* _Exercise prompt_:
Give every line back verbatim, dropping all images.

Figure record listings
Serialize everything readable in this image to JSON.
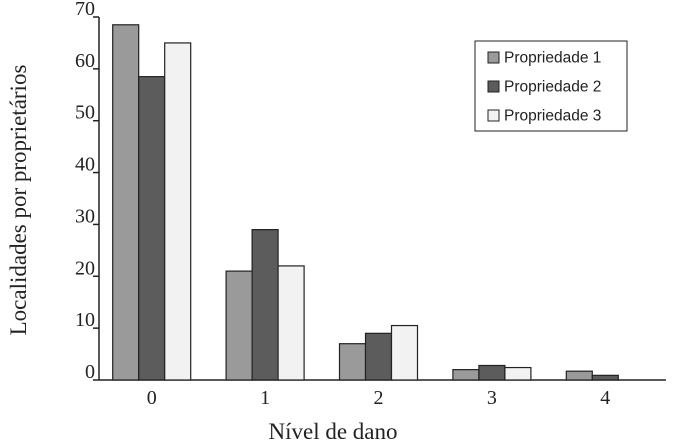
{
  "chart_data": {
    "type": "bar",
    "xlabel": "Nível de dano",
    "ylabel": "Localidades por proprietários",
    "categories": [
      "0",
      "1",
      "2",
      "3",
      "4"
    ],
    "ylim": [
      0,
      70
    ],
    "yticks": [
      "0",
      "10",
      "20",
      "30",
      "40",
      "50",
      "60",
      "70"
    ],
    "grid": false,
    "legend_position": "top-right",
    "series": [
      {
        "name": "Propriedade 1",
        "color": "#9a9a9a",
        "values": [
          68.5,
          21,
          7,
          2,
          1.7
        ]
      },
      {
        "name": "Propriedade 2",
        "color": "#5c5c5c",
        "values": [
          58.5,
          29,
          9,
          2.8,
          0.9
        ]
      },
      {
        "name": "Propriedade 3",
        "color": "#f2f2f2",
        "values": [
          65,
          22,
          10.5,
          2.4,
          0
        ]
      }
    ]
  }
}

* _Task solution_:
Serialize everything readable in this image to JSON.
{
  "chart_data": {
    "type": "bar",
    "xlabel": "Nível de dano",
    "ylabel": "Localidades por proprietários",
    "categories": [
      "0",
      "1",
      "2",
      "3",
      "4"
    ],
    "ylim": [
      0,
      70
    ],
    "yticks": [
      "0",
      "10",
      "20",
      "30",
      "40",
      "50",
      "60",
      "70"
    ],
    "grid": false,
    "legend_position": "top-right",
    "series": [
      {
        "name": "Propriedade 1",
        "color": "#9a9a9a",
        "values": [
          68.5,
          21,
          7,
          2,
          1.7
        ]
      },
      {
        "name": "Propriedade 2",
        "color": "#5c5c5c",
        "values": [
          58.5,
          29,
          9,
          2.8,
          0.9
        ]
      },
      {
        "name": "Propriedade 3",
        "color": "#f2f2f2",
        "values": [
          65,
          22,
          10.5,
          2.4,
          0
        ]
      }
    ]
  }
}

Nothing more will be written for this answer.